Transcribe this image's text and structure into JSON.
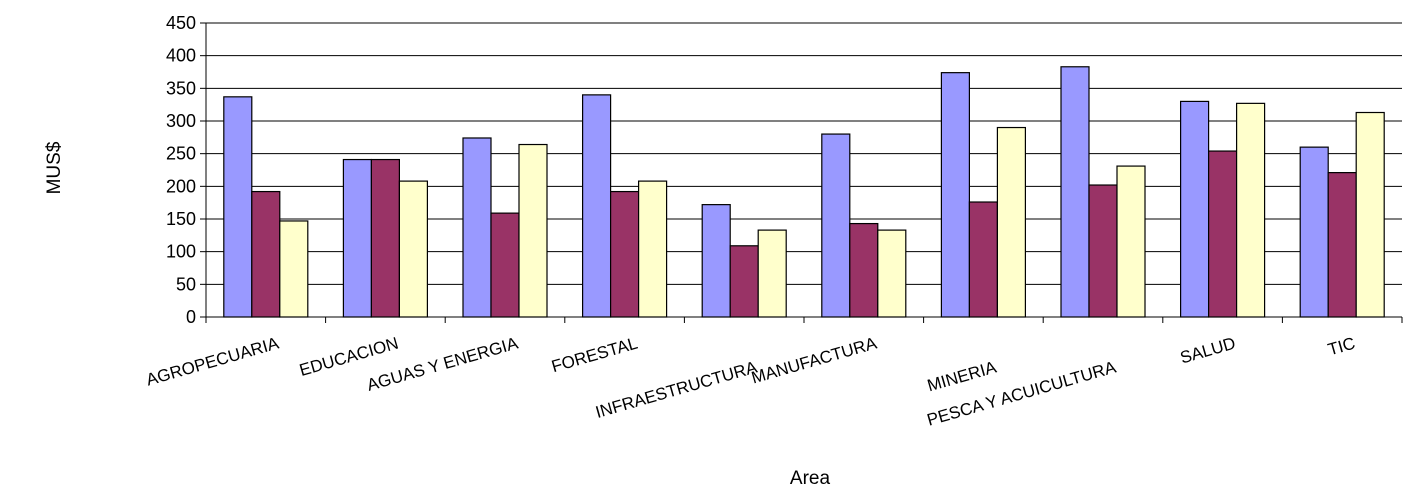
{
  "chart_data": {
    "type": "bar",
    "title": "",
    "xlabel": "Area",
    "ylabel": "MUS$",
    "ylim": [
      0,
      450
    ],
    "yticks": [
      0,
      50,
      100,
      150,
      200,
      250,
      300,
      350,
      400,
      450
    ],
    "grid": true,
    "legend": "none",
    "categories": [
      "AGROPECUARIA",
      "EDUCACION",
      "AGUAS Y ENERGIA",
      "FORESTAL",
      "INFRAESTRUCTURA",
      "MANUFACTURA",
      "MINERIA",
      "PESCA Y ACUICULTURA",
      "SALUD",
      "TIC"
    ],
    "series": [
      {
        "color": "#9999ff",
        "values": [
          337,
          241,
          274,
          340,
          172,
          280,
          374,
          383,
          330,
          260
        ]
      },
      {
        "color": "#993366",
        "values": [
          192,
          241,
          159,
          192,
          109,
          143,
          176,
          202,
          254,
          221
        ]
      },
      {
        "color": "#ffffcc",
        "values": [
          147,
          208,
          264,
          208,
          133,
          133,
          290,
          231,
          327,
          313
        ]
      }
    ]
  }
}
.....
> WHAT TO DO: Check every line of the material for the string "color" and give the number of lines that have it, without anything else.

> OUTPUT: 3